## Records for the exercise
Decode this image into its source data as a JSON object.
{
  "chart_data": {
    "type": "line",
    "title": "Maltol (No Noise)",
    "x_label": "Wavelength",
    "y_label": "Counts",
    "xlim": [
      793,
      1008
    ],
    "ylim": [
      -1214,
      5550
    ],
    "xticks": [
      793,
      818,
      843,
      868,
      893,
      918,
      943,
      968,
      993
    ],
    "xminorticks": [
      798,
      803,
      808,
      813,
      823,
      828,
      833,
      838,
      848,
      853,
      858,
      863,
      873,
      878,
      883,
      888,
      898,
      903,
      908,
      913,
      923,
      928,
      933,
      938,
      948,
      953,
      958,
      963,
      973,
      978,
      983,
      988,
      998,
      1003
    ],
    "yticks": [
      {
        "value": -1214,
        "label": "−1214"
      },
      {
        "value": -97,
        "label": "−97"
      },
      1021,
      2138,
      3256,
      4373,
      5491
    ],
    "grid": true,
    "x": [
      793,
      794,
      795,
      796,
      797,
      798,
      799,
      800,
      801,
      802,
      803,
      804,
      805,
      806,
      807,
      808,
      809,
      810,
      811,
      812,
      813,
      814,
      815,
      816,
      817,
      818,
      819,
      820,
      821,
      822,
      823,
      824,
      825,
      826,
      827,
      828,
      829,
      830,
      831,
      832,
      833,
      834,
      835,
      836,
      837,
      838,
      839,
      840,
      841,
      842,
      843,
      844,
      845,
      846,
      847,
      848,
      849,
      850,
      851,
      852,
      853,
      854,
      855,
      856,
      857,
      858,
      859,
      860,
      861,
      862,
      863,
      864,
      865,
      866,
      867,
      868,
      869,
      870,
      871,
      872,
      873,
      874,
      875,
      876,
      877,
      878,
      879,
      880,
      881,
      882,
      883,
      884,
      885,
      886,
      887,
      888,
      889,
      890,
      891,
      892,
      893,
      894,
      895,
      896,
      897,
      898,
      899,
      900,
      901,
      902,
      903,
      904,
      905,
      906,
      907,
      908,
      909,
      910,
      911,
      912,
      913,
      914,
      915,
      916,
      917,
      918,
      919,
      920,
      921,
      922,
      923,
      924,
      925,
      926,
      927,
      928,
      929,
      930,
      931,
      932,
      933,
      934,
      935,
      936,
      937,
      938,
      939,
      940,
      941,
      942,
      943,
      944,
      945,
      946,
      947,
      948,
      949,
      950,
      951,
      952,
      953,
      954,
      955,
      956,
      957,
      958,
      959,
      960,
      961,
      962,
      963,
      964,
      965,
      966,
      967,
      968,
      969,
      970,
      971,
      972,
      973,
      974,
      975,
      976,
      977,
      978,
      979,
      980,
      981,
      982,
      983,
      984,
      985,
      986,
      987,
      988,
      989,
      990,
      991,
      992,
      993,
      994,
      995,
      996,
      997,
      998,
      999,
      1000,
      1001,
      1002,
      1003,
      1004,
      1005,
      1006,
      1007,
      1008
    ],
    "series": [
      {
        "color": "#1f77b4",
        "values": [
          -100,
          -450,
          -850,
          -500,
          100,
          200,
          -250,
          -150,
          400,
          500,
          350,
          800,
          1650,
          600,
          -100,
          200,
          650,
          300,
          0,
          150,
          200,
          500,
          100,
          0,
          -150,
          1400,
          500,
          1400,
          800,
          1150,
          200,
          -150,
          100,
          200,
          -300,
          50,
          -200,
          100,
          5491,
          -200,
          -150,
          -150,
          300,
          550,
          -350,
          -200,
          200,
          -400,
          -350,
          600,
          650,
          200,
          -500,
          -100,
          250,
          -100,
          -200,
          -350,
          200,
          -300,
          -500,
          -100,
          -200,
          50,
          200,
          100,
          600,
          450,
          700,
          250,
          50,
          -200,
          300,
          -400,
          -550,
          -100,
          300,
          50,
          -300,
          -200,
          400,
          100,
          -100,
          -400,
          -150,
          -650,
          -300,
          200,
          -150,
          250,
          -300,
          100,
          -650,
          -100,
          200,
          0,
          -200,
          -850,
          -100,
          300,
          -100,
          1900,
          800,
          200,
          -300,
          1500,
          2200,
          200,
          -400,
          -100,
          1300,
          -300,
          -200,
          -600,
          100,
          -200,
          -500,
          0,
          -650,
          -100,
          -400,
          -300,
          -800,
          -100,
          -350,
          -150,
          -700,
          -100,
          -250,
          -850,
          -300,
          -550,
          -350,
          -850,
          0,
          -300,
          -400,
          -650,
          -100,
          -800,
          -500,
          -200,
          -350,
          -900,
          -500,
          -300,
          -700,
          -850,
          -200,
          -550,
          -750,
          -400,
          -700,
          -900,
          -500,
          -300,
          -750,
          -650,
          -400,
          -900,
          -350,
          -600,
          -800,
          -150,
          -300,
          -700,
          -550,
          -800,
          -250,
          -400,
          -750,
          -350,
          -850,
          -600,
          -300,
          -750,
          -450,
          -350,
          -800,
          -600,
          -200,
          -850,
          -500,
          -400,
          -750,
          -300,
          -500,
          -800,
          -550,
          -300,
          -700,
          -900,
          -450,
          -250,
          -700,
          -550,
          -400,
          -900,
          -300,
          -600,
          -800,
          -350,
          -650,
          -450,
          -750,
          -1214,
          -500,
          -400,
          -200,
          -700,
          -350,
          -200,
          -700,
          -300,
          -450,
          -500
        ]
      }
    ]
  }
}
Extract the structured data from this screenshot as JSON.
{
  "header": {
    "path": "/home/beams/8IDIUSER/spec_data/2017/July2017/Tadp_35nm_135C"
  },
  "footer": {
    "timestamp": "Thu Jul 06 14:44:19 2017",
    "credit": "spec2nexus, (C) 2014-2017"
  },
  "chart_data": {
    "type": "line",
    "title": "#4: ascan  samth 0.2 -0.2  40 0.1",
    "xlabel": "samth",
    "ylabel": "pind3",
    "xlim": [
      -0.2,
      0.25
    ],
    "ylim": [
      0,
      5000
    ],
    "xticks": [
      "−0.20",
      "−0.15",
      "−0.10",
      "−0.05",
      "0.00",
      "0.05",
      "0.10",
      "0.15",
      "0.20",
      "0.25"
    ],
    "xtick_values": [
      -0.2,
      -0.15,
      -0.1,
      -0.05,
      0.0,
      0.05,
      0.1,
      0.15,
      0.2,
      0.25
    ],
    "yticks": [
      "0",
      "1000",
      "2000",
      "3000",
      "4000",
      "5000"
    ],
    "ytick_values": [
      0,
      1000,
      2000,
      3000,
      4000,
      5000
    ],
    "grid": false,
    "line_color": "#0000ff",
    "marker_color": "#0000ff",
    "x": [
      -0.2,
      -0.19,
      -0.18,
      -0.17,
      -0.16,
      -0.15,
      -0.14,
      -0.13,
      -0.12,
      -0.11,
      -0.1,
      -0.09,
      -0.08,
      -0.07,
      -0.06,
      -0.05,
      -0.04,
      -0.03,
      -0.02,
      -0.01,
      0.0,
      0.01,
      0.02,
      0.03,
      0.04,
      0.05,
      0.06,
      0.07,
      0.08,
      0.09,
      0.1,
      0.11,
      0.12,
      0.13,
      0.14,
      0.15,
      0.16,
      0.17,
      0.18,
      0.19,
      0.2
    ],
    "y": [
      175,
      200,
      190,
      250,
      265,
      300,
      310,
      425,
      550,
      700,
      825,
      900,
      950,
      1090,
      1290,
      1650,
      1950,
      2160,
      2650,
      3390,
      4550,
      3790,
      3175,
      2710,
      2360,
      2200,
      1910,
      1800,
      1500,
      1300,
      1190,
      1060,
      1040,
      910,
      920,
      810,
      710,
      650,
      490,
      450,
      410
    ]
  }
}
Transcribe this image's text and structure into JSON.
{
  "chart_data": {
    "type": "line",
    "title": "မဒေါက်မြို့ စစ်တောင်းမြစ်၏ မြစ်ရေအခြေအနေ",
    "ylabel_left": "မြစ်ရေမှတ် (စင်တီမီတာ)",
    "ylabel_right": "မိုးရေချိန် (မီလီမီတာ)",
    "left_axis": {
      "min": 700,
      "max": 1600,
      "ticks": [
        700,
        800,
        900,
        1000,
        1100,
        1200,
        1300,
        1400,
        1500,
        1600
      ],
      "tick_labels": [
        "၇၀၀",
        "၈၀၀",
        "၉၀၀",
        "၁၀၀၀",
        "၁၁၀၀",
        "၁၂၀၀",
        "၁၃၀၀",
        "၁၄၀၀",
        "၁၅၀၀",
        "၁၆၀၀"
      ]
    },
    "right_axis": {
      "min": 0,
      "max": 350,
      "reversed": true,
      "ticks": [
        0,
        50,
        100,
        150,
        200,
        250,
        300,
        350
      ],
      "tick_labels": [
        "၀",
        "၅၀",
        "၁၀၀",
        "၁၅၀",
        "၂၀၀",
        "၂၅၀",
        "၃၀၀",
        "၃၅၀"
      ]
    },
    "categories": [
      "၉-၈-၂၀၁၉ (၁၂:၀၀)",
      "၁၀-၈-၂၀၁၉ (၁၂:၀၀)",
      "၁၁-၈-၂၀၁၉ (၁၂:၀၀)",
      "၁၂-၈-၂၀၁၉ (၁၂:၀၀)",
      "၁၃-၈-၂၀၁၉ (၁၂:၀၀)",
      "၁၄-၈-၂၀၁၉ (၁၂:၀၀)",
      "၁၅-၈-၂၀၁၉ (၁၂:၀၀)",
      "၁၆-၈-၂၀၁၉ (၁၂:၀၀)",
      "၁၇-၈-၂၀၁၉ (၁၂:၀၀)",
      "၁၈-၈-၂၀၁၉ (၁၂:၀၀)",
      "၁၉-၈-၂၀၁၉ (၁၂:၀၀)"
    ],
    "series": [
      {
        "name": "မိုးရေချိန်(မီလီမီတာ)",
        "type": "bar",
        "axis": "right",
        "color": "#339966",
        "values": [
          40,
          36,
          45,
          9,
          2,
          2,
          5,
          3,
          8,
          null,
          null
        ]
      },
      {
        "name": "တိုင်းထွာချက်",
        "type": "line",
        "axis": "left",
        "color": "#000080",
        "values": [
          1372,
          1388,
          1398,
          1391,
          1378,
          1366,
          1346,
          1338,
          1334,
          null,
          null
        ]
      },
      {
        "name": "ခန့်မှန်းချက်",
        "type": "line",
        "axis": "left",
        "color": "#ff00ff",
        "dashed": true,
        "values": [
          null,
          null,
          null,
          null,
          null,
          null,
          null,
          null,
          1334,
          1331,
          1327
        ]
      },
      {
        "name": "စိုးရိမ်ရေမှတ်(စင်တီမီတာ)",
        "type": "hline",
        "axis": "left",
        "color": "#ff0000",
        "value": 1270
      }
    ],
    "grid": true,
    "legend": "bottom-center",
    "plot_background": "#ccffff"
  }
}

## Given instruction
Copy out the lines that hold "image".

## Response below
Decode this image into its source data as a JSON object.
Transcribe this image's text and structure into JSON.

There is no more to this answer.